[STATED TASK]: Wherever "image" appears in a line, copy that line.

[RECORDS]:
** START **
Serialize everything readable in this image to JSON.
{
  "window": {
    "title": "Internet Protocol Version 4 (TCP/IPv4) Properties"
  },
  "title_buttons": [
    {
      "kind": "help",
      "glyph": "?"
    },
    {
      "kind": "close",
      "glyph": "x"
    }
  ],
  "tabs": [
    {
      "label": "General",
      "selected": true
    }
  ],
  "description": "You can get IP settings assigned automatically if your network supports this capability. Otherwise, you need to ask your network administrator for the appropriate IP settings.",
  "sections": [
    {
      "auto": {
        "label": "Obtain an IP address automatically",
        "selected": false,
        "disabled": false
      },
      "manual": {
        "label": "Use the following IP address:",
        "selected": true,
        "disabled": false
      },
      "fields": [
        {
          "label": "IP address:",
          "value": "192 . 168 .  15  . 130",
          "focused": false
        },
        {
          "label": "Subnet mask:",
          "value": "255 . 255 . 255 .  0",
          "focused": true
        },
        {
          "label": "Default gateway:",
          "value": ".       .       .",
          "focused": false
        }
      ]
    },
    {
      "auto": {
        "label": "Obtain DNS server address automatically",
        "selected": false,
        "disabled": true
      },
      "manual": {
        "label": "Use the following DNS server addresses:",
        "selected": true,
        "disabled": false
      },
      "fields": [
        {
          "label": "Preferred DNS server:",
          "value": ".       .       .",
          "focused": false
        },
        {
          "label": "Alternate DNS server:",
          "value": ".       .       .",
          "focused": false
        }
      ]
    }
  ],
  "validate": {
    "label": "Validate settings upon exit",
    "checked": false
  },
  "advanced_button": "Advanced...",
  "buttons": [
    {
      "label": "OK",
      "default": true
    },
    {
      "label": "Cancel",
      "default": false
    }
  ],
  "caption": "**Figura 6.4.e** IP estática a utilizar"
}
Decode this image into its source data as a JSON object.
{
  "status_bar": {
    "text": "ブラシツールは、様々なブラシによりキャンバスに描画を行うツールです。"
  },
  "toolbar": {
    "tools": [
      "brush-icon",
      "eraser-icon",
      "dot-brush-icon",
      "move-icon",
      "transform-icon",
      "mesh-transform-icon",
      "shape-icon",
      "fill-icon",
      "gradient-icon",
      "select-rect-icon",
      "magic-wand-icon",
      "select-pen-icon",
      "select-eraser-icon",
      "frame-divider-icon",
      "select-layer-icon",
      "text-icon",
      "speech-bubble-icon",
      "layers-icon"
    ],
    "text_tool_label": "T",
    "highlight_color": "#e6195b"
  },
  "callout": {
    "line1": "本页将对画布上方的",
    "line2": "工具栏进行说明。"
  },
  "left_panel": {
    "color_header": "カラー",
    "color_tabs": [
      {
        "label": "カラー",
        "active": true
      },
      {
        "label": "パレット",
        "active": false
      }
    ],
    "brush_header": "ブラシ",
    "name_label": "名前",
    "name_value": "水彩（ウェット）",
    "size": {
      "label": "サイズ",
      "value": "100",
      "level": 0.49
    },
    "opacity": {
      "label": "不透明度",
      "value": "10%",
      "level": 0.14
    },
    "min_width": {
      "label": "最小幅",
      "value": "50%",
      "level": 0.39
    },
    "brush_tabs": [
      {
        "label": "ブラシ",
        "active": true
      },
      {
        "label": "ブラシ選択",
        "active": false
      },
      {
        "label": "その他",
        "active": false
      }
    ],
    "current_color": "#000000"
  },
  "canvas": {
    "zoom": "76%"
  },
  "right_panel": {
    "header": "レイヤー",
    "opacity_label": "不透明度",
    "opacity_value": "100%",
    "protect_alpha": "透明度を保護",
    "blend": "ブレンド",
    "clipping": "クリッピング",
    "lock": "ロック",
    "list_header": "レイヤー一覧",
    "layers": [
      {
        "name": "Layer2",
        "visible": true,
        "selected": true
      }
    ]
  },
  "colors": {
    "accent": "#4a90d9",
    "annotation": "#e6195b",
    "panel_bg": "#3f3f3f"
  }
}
** END **
[WRITTEN ANSWER]:
Serialize everything readable in this image to JSON.
Decode this image into its source data as a JSON object.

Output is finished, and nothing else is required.